▼
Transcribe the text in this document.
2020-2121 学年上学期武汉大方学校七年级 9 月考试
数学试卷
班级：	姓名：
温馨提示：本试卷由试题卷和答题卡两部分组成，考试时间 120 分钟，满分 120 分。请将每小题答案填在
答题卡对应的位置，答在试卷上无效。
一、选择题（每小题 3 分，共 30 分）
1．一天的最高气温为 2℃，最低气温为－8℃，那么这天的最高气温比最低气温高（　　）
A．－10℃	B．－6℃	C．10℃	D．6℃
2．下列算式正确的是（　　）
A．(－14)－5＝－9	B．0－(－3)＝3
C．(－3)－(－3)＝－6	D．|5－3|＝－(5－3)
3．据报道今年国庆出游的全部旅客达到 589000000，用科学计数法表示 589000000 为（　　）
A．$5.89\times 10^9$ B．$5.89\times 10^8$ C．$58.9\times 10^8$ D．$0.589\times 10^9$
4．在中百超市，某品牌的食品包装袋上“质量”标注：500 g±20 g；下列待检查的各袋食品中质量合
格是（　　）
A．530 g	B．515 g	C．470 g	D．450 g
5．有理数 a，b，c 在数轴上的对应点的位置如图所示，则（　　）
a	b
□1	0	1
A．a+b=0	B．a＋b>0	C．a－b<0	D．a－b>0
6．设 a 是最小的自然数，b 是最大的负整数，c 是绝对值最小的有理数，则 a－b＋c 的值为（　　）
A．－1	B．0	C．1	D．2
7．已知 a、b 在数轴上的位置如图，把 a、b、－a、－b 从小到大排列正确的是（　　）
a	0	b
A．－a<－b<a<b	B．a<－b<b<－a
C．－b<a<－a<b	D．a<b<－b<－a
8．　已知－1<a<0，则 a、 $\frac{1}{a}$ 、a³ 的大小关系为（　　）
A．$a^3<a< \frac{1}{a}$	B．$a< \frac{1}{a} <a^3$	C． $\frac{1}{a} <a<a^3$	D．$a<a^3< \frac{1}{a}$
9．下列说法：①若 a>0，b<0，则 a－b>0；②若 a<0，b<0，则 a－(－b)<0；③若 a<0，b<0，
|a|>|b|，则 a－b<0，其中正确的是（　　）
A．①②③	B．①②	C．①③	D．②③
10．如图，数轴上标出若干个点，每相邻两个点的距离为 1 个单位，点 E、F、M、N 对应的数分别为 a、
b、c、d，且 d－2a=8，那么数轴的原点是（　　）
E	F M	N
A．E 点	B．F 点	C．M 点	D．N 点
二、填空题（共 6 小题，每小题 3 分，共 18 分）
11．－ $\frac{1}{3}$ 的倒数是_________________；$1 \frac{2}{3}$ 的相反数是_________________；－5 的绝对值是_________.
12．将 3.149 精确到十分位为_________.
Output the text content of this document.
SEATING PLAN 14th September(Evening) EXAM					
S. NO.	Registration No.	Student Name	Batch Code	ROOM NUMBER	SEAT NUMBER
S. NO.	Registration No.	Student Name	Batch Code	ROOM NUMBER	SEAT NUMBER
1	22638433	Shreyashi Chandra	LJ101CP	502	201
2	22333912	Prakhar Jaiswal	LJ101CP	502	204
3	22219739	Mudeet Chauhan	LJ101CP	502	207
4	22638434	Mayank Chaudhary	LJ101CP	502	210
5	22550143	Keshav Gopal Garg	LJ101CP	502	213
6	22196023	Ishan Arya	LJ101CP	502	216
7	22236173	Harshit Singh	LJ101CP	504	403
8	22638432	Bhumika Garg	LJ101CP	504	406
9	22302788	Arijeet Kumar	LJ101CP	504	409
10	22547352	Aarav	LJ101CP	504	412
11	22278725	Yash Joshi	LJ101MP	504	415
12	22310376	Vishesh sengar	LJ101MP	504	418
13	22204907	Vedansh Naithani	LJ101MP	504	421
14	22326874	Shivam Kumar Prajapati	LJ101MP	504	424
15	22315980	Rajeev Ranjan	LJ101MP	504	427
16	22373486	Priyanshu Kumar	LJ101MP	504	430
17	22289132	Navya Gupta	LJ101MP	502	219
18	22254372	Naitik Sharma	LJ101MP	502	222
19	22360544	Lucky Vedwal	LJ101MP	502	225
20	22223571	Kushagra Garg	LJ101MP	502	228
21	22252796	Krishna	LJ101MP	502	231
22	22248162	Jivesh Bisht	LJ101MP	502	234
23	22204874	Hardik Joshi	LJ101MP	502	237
▲
Every line above should be printed again exactly as it stands.

Transcribe the text in this document.
2020-2121 学年上学期武汉大方学校七年级 9 月考试
数学试卷
班级：	姓名：
温馨提示：本试卷由试题卷和答题卡两部分组成，考试时间 120 分钟，满分 120 分。请将每小题答案填在
答题卡对应的位置，答在试卷上无效。
一、选择题（每小题 3 分，共 30 分）
1．一天的最高气温为 2℃，最低气温为－8℃，那么这天的最高气温比最低气温高（　　）
A．－10℃	B．－6℃	C．10℃	D．6℃
2．下列算式正确的是（　　）
A．(－14)－5＝－9	B．0－(－3)＝3
C．(－3)－(－3)＝－6	D．|5－3|＝－(5－3)
3．据报道今年国庆出游的全部旅客达到 589000000，用科学计数法表示 589000000 为（　　）
A．$5.89\times 10^9$ B．$5.89\times 10^8$ C．$58.9\times 10^8$ D．$0.589\times 10^9$
4．在中百超市，某品牌的食品包装袋上“质量”标注：500 g±20 g；下列待检查的各袋食品中质量合
格是（　　）
A．530 g	B．515 g	C．470 g	D．450 g
5．有理数 a，b，c 在数轴上的对应点的位置如图所示，则（　　）
a	b
□1	0	1
A．a+b=0	B．a＋b>0	C．a－b<0	D．a－b>0
6．设 a 是最小的自然数，b 是最大的负整数，c 是绝对值最小的有理数，则 a－b＋c 的值为（　　）
A．－1	B．0	C．1	D．2
7．已知 a、b 在数轴上的位置如图，把 a、b、－a、－b 从小到大排列正确的是（　　）
a	0	b
A．－a<－b<a<b	B．a<－b<b<－a
C．－b<a<－a<b	D．a<b<－b<－a
8．　已知－1<a<0，则 a、 $\frac{1}{a}$ 、a³ 的大小关系为（　　）
A．$a^3<a< \frac{1}{a}$	B．$a< \frac{1}{a} <a^3$	C． $\frac{1}{a} <a<a^3$	D．$a<a^3< \frac{1}{a}$
9．下列说法：①若 a>0，b<0，则 a－b>0；②若 a<0，b<0，则 a－(－b)<0；③若 a<0，b<0，
|a|>|b|，则 a－b<0，其中正确的是（　　）
A．①②③	B．①②	C．①③	D．②③
10．如图，数轴上标出若干个点，每相邻两个点的距离为 1 个单位，点 E、F、M、N 对应的数分别为 a、
b、c、d，且 d－2a=8，那么数轴的原点是（　　）
E	F M	N
A．E 点	B．F 点	C．M 点	D．N 点
二、填空题（共 6 小题，每小题 3 分，共 18 分）
11．－ $\frac{1}{3}$ 的倒数是_________________；$1 \frac{2}{3}$ 的相反数是_________________；－5 的绝对值是_________.
12．将 3.149 精确到十分位为_________.
Output the text content of this document.
SEATING PLAN 14th September(Evening) EXAM					
S. NO.	Registration No.	Student Name	Batch Code	ROOM NUMBER	SEAT NUMBER
S. NO.	Registration No.	Student Name	Batch Code	ROOM NUMBER	SEAT NUMBER
1	22638433	Shreyashi Chandra	LJ101CP	502	201
2	22333912	Prakhar Jaiswal	LJ101CP	502	204
3	22219739	Mudeet Chauhan	LJ101CP	502	207
4	22638434	Mayank Chaudhary	LJ101CP	502	210
5	22550143	Keshav Gopal Garg	LJ101CP	502	213
6	22196023	Ishan Arya	LJ101CP	502	216
7	22236173	Harshit Singh	LJ101CP	504	403
8	22638432	Bhumika Garg	LJ101CP	504	406
9	22302788	Arijeet Kumar	LJ101CP	504	409
10	22547352	Aarav	LJ101CP	504	412
11	22278725	Yash Joshi	LJ101MP	504	415
12	22310376	Vishesh sengar	LJ101MP	504	418
13	22204907	Vedansh Naithani	LJ101MP	504	421
14	22326874	Shivam Kumar Prajapati	LJ101MP	504	424
15	22315980	Rajeev Ranjan	LJ101MP	504	427
16	22373486	Priyanshu Kumar	LJ101MP	504	430
17	22289132	Navya Gupta	LJ101MP	502	219
18	22254372	Naitik Sharma	LJ101MP	502	222
19	22360544	Lucky Vedwal	LJ101MP	502	225
20	22223571	Kushagra Garg	LJ101MP	502	228
21	22252796	Krishna	LJ101MP	502	231
22	22248162	Jivesh Bisht	LJ101MP	502	234
23	22204874	Hardik Joshi	LJ101MP	502	237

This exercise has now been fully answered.